* WHAT YOU WILL DO
Each record must be retyped in full. No character may differ.

Stored data entries
----

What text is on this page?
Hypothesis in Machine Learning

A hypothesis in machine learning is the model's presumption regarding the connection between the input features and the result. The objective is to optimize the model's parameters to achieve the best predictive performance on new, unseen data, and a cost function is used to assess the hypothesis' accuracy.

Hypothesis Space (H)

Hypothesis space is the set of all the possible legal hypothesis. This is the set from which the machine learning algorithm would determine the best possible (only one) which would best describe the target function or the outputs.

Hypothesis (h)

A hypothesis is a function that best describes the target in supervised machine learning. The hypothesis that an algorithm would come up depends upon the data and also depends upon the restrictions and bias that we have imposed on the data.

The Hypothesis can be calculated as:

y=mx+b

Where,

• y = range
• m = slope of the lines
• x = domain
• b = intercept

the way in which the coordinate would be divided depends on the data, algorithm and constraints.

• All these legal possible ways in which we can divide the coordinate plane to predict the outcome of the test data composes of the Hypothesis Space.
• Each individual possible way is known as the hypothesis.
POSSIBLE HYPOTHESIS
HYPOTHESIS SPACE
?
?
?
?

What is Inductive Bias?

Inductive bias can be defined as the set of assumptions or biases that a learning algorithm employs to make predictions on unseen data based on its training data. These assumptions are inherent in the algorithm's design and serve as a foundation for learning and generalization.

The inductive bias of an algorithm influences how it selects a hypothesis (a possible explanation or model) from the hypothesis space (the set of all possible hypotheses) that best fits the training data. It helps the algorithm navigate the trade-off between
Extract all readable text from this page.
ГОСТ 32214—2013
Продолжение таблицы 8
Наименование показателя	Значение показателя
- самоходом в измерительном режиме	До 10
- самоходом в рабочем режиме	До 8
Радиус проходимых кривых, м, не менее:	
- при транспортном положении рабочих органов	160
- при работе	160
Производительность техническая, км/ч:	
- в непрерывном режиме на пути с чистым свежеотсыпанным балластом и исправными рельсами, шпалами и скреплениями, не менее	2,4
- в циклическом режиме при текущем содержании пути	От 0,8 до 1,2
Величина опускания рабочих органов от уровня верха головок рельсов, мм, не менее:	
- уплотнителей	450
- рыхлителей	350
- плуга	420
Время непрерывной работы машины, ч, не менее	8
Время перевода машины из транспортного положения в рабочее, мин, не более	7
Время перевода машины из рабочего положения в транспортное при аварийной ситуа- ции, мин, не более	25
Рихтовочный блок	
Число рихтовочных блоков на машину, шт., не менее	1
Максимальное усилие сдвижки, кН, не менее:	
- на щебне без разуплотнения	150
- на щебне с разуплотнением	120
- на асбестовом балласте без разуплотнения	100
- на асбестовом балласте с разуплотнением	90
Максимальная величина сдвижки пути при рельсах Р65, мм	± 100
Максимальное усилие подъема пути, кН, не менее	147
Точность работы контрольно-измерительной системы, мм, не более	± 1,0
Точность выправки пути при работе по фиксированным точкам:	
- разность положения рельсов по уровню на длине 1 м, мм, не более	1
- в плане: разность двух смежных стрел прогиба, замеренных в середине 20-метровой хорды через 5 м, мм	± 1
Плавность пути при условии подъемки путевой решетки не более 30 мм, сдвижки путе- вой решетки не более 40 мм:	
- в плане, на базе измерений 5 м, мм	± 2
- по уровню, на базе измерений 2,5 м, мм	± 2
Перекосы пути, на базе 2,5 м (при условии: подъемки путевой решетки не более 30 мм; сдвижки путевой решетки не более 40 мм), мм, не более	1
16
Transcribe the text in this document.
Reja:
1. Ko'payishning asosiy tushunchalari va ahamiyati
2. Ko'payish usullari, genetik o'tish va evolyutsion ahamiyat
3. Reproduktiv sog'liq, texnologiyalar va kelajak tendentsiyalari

----

* ANSWER TO THIS PROBLEM
What text is on this page?
Hypothesis in Machine Learning

A hypothesis in machine learning is the model's presumption regarding the connection between the input features and the result. The objective is to optimize the model's parameters to achieve the best predictive performance on new, unseen data, and a cost function is used to assess the hypothesis' accuracy.

Hypothesis Space (H)

Hypothesis space is the set of all the possible legal hypothesis. This is the set from which the machine learning algorithm would determine the best possible (only one) which would best describe the target function or the outputs.

Hypothesis (h)

A hypothesis is a function that best describes the target in supervised machine learning. The hypothesis that an algorithm would come up depends upon the data and also depends upon the restrictions and bias that we have imposed on the data.

The Hypothesis can be calculated as:

y=mx+b

Where,

• y = range
• m = slope of the lines
• x = domain
• b = intercept

the way in which the coordinate would be divided depends on the data, algorithm and constraints.

• All these legal possible ways in which we can divide the coordinate plane to predict the outcome of the test data composes of the Hypothesis Space.
• Each individual possible way is known as the hypothesis.
POSSIBLE HYPOTHESIS
HYPOTHESIS SPACE
?
?
?
?

What is Inductive Bias?

Inductive bias can be defined as the set of assumptions or biases that a learning algorithm employs to make predictions on unseen data based on its training data. These assumptions are inherent in the algorithm's design and serve as a foundation for learning and generalization.

The inductive bias of an algorithm influences how it selects a hypothesis (a possible explanation or model) from the hypothesis space (the set of all possible hypotheses) that best fits the training data. It helps the algorithm navigate the trade-off between
Extract all readable text from this page.
ГОСТ 32214—2013
Продолжение таблицы 8
Наименование показателя	Значение показателя
- самоходом в измерительном режиме	До 10
- самоходом в рабочем режиме	До 8
Радиус проходимых кривых, м, не менее:	
- при транспортном положении рабочих органов	160
- при работе	160
Производительность техническая, км/ч:	
- в непрерывном режиме на пути с чистым свежеотсыпанным балластом и исправными рельсами, шпалами и скреплениями, не менее	2,4
- в циклическом режиме при текущем содержании пути	От 0,8 до 1,2
Величина опускания рабочих органов от уровня верха головок рельсов, мм, не менее:	
- уплотнителей	450
- рыхлителей	350
- плуга	420
Время непрерывной работы машины, ч, не менее	8
Время перевода машины из транспортного положения в рабочее, мин, не более	7
Время перевода машины из рабочего положения в транспортное при аварийной ситуа- ции, мин, не более	25
Рихтовочный блок	
Число рихтовочных блоков на машину, шт., не менее	1
Максимальное усилие сдвижки, кН, не менее:	
- на щебне без разуплотнения	150
- на щебне с разуплотнением	120
- на асбестовом балласте без разуплотнения	100
- на асбестовом балласте с разуплотнением	90
Максимальная величина сдвижки пути при рельсах Р65, мм	± 100
Максимальное усилие подъема пути, кН, не менее	147
Точность работы контрольно-измерительной системы, мм, не более	± 1,0
Точность выправки пути при работе по фиксированным точкам:	
- разность положения рельсов по уровню на длине 1 м, мм, не более	1
- в плане: разность двух смежных стрел прогиба, замеренных в середине 20-метровой хорды через 5 м, мм	± 1
Плавность пути при условии подъемки путевой решетки не более 30 мм, сдвижки путе- вой решетки не более 40 мм:	
- в плане, на базе измерений 5 м, мм	± 2
- по уровню, на базе измерений 2,5 м, мм	± 2
Перекосы пути, на базе 2,5 м (при условии: подъемки путевой решетки не более 30 мм; сдвижки путевой решетки не более 40 мм), мм, не более	1
16
Transcribe the text in this document.
Reja:
1. Ko'payishning asosiy tushunchalari va ahamiyati
2. Ko'payish usullari, genetik o'tish va evolyutsion ahamiyat
3. Reproduktiv sog'liq, texnologiyalar va kelajak tendentsiyalari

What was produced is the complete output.